- _REQUIRED TASK_: Below are some entries. Output each one exactly as it appears.

- _MATERIAL SHOWN_:
****************************************

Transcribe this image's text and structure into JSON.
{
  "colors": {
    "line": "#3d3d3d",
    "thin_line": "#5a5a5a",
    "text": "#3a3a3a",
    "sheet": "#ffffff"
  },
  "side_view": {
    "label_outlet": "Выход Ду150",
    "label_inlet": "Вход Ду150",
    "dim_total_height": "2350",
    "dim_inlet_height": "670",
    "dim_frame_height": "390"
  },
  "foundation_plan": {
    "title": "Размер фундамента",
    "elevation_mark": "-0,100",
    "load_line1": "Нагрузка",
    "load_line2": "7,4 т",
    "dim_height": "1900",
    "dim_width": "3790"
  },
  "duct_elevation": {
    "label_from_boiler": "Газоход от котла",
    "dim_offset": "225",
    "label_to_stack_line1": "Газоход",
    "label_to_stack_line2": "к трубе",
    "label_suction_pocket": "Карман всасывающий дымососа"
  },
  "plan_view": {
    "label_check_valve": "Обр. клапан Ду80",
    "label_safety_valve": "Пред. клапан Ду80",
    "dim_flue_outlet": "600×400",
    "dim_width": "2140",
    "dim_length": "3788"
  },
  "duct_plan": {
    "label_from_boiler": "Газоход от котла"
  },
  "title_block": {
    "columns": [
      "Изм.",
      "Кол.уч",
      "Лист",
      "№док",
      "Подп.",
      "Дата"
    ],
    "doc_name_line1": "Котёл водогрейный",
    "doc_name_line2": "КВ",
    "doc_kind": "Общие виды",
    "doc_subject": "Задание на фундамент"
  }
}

****************************************

- _THE RESULT_:
Transcribe this image's text and structure into JSON.
{
  "colors": {
    "line": "#3d3d3d",
    "thin_line": "#5a5a5a",
    "text": "#3a3a3a",
    "sheet": "#ffffff"
  },
  "side_view": {
    "label_outlet": "Выход Ду150",
    "label_inlet": "Вход Ду150",
    "dim_total_height": "2350",
    "dim_inlet_height": "670",
    "dim_frame_height": "390"
  },
  "foundation_plan": {
    "title": "Размер фундамента",
    "elevation_mark": "-0,100",
    "load_line1": "Нагрузка",
    "load_line2": "7,4 т",
    "dim_height": "1900",
    "dim_width": "3790"
  },
  "duct_elevation": {
    "label_from_boiler": "Газоход от котла",
    "dim_offset": "225",
    "label_to_stack_line1": "Газоход",
    "label_to_stack_line2": "к трубе",
    "label_suction_pocket": "Карман всасывающий дымососа"
  },
  "plan_view": {
    "label_check_valve": "Обр. клапан Ду80",
    "label_safety_valve": "Пред. клапан Ду80",
    "dim_flue_outlet": "600×400",
    "dim_width": "2140",
    "dim_length": "3788"
  },
  "duct_plan": {
    "label_from_boiler": "Газоход от котла"
  },
  "title_block": {
    "columns": [
      "Изм.",
      "Кол.уч",
      "Лист",
      "№док",
      "Подп.",
      "Дата"
    ],
    "doc_name_line1": "Котёл водогрейный",
    "doc_name_line2": "КВ",
    "doc_kind": "Общие виды",
    "doc_subject": "Задание на фундамент"
  }
}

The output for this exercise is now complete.